What to produce
Below are records. Copy every line with "rémunérée" in it.

(Stored data entries)
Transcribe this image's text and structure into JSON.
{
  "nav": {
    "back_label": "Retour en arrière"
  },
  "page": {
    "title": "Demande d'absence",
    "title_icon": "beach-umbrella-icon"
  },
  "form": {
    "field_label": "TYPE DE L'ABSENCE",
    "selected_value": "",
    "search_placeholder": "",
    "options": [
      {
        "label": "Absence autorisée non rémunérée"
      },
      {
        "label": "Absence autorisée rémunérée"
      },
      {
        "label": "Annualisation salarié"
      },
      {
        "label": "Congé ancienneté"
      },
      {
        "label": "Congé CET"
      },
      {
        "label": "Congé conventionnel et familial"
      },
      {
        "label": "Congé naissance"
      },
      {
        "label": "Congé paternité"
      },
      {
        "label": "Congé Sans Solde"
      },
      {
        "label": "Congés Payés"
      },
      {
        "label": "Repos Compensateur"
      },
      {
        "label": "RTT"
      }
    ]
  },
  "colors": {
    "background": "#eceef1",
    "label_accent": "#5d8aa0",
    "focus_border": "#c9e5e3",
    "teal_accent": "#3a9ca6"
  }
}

Expected answer
        "label": "Absence autorisée non rémunérée"
        "label": "Absence autorisée rémunérée"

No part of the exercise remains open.